[Task objective]:
Check every line below for the word "side" and copy each one that has it.

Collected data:

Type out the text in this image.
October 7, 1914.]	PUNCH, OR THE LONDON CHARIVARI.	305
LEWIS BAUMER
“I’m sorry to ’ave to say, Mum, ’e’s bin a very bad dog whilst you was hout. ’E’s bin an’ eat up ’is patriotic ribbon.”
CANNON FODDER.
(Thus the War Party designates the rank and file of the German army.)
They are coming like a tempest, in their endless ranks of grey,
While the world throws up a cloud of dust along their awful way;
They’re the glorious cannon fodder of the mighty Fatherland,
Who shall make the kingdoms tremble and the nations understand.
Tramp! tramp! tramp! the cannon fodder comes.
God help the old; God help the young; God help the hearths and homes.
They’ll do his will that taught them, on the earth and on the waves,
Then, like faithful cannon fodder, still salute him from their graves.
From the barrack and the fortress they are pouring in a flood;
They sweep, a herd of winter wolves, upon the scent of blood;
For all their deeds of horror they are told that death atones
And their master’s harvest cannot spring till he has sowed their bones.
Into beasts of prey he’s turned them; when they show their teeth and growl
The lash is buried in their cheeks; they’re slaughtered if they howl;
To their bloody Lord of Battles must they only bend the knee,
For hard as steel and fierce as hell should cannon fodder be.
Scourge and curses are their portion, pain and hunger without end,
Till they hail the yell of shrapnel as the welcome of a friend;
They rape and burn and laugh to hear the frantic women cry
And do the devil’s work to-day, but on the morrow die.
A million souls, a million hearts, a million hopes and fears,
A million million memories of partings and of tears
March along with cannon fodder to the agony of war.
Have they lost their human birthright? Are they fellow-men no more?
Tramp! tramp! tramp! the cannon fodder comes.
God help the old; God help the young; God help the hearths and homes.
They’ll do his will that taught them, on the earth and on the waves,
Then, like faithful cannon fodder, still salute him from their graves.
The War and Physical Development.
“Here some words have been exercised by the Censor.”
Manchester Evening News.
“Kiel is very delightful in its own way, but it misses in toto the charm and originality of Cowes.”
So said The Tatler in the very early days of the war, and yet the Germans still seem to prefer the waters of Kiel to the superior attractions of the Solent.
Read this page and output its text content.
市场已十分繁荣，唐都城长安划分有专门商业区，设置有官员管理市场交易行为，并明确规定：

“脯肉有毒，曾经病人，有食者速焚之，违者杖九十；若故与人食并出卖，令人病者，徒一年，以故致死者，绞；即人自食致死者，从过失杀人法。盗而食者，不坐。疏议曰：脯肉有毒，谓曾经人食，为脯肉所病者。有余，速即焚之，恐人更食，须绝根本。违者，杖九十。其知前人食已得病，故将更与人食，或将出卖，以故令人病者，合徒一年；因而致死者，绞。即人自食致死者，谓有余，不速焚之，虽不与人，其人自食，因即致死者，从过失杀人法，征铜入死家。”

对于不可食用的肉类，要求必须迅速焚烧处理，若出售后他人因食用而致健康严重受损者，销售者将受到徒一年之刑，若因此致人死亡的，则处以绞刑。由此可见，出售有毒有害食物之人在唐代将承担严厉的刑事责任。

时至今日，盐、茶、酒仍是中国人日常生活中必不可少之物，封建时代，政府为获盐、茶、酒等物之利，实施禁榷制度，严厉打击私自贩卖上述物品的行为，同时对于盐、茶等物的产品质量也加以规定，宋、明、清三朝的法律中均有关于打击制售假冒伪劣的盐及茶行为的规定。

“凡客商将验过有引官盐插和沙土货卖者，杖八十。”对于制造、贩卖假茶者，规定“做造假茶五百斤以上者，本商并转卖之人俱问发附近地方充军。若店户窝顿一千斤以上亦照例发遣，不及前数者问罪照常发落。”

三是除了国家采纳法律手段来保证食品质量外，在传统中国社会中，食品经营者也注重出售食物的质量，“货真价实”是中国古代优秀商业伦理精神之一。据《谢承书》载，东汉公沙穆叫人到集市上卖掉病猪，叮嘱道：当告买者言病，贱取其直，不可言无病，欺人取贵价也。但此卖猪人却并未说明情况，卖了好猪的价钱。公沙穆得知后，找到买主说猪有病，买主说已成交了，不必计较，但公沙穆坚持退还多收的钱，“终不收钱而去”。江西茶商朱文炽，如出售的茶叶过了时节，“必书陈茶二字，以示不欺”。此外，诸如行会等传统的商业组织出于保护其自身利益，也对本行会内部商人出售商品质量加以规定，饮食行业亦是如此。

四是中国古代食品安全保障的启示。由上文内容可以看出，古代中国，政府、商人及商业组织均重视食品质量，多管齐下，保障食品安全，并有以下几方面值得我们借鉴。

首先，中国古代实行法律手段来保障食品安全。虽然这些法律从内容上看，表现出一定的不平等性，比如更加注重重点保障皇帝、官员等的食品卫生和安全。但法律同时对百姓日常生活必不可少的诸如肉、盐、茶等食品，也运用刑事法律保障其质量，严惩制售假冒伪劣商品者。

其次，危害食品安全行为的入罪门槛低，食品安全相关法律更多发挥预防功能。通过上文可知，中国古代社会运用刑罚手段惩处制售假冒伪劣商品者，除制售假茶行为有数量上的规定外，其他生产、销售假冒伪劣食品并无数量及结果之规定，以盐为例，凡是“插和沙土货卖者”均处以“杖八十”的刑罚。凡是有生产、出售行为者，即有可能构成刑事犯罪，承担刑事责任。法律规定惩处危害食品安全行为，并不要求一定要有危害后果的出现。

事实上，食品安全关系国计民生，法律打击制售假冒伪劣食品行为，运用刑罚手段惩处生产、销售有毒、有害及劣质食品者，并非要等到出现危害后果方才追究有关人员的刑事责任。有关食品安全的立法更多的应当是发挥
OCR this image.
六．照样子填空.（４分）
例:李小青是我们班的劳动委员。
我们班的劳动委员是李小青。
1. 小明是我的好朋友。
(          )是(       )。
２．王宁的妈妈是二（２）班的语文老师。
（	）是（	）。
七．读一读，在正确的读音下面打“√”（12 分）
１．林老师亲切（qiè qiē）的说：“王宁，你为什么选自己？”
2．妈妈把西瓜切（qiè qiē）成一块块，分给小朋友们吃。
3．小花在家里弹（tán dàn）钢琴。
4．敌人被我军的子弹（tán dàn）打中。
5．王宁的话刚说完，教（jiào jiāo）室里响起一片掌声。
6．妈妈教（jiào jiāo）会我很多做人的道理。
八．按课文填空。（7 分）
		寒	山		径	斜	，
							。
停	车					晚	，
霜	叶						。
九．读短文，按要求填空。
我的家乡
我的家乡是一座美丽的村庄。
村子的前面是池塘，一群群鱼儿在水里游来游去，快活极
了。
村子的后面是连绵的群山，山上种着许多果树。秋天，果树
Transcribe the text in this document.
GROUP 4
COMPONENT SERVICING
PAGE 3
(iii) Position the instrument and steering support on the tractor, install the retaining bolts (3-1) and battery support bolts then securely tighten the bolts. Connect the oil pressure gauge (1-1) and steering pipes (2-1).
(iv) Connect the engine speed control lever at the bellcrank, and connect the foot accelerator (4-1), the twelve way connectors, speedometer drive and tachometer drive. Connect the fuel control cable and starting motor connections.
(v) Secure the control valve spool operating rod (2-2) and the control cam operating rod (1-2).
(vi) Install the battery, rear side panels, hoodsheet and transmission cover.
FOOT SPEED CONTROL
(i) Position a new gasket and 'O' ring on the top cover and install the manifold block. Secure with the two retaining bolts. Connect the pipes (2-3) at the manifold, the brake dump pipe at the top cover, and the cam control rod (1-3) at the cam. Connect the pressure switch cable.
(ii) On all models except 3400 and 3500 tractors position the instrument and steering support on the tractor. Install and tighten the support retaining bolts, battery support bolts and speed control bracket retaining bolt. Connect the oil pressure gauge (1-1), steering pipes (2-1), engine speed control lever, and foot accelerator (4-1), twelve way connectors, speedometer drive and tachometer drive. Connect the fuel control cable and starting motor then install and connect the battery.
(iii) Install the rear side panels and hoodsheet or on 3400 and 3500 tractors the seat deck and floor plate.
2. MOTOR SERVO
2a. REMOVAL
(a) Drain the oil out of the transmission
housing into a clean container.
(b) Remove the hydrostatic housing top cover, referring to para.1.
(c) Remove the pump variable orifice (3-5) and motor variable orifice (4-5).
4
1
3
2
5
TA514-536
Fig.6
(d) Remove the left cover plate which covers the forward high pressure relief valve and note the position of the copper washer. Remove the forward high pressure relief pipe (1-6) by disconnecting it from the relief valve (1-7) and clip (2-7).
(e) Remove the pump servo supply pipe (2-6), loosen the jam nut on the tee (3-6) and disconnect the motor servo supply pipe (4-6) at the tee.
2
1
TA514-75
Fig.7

[Full response]:
(vi) Install the battery, rear side panels, hoodsheet and transmission cover.
(iii) Install the rear side panels and hoodsheet or on 3400 and 3500 tractors the seat deck and floor plate.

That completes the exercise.